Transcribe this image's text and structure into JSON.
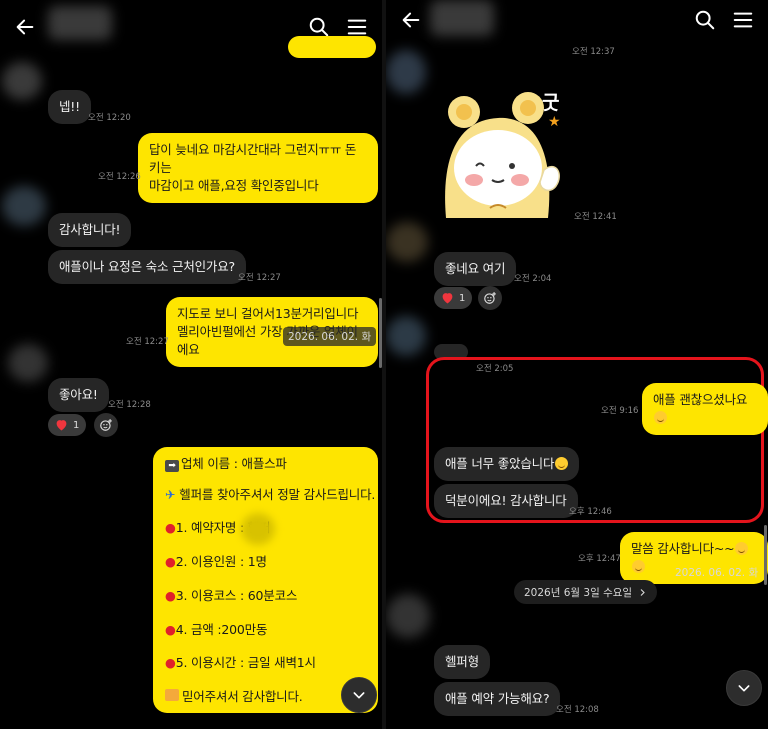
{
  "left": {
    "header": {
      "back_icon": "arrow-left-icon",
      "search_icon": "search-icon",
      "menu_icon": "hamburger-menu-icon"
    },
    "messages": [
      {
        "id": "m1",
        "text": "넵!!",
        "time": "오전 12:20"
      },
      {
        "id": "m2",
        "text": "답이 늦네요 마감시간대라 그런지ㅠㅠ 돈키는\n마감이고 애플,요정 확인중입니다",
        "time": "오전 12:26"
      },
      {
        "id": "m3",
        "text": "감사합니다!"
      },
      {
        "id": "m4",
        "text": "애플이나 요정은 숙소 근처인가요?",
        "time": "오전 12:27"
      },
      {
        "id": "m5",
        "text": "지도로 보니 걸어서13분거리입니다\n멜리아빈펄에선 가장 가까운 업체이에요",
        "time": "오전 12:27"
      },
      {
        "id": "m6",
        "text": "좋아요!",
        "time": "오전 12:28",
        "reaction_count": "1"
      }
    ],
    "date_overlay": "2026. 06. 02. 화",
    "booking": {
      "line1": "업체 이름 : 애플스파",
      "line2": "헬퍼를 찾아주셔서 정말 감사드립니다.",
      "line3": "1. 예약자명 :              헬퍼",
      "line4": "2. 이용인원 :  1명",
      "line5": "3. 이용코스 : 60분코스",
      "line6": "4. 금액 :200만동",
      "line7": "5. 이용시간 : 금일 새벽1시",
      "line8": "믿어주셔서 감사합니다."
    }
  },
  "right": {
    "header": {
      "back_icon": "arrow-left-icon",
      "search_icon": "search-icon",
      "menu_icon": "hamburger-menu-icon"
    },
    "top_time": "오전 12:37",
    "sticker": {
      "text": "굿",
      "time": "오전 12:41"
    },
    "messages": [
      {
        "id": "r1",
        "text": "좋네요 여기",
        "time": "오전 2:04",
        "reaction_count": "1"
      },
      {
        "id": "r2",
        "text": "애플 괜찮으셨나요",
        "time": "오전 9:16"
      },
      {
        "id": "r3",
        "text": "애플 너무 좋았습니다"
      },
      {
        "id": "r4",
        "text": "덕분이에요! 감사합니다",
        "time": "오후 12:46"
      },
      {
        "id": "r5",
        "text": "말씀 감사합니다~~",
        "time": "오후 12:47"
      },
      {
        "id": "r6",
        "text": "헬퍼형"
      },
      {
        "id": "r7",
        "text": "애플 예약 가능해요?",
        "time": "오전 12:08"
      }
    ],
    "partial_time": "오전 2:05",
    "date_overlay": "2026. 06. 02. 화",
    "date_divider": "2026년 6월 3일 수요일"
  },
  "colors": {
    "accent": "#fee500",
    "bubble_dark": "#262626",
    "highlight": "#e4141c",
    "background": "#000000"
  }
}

AIM> Give back all entries exactly. No pictures belong in the copy.

ANSWER IN FULL>
Transcribe this image's text and structure into JSON.
{
  "left": {
    "header": {
      "back_icon": "arrow-left-icon",
      "search_icon": "search-icon",
      "menu_icon": "hamburger-menu-icon"
    },
    "messages": [
      {
        "id": "m1",
        "text": "넵!!",
        "time": "오전 12:20"
      },
      {
        "id": "m2",
        "text": "답이 늦네요 마감시간대라 그런지ㅠㅠ 돈키는\n마감이고 애플,요정 확인중입니다",
        "time": "오전 12:26"
      },
      {
        "id": "m3",
        "text": "감사합니다!"
      },
      {
        "id": "m4",
        "text": "애플이나 요정은 숙소 근처인가요?",
        "time": "오전 12:27"
      },
      {
        "id": "m5",
        "text": "지도로 보니 걸어서13분거리입니다\n멜리아빈펄에선 가장 가까운 업체이에요",
        "time": "오전 12:27"
      },
      {
        "id": "m6",
        "text": "좋아요!",
        "time": "오전 12:28",
        "reaction_count": "1"
      }
    ],
    "date_overlay": "2026. 06. 02. 화",
    "booking": {
      "line1": "업체 이름 : 애플스파",
      "line2": "헬퍼를 찾아주셔서 정말 감사드립니다.",
      "line3": "1. 예약자명 :              헬퍼",
      "line4": "2. 이용인원 :  1명",
      "line5": "3. 이용코스 : 60분코스",
      "line6": "4. 금액 :200만동",
      "line7": "5. 이용시간 : 금일 새벽1시",
      "line8": "믿어주셔서 감사합니다."
    }
  },
  "right": {
    "header": {
      "back_icon": "arrow-left-icon",
      "search_icon": "search-icon",
      "menu_icon": "hamburger-menu-icon"
    },
    "top_time": "오전 12:37",
    "sticker": {
      "text": "굿",
      "time": "오전 12:41"
    },
    "messages": [
      {
        "id": "r1",
        "text": "좋네요 여기",
        "time": "오전 2:04",
        "reaction_count": "1"
      },
      {
        "id": "r2",
        "text": "애플 괜찮으셨나요",
        "time": "오전 9:16"
      },
      {
        "id": "r3",
        "text": "애플 너무 좋았습니다"
      },
      {
        "id": "r4",
        "text": "덕분이에요! 감사합니다",
        "time": "오후 12:46"
      },
      {
        "id": "r5",
        "text": "말씀 감사합니다~~",
        "time": "오후 12:47"
      },
      {
        "id": "r6",
        "text": "헬퍼형"
      },
      {
        "id": "r7",
        "text": "애플 예약 가능해요?",
        "time": "오전 12:08"
      }
    ],
    "partial_time": "오전 2:05",
    "date_overlay": "2026. 06. 02. 화",
    "date_divider": "2026년 6월 3일 수요일"
  },
  "colors": {
    "accent": "#fee500",
    "bubble_dark": "#262626",
    "highlight": "#e4141c",
    "background": "#000000"
  }
}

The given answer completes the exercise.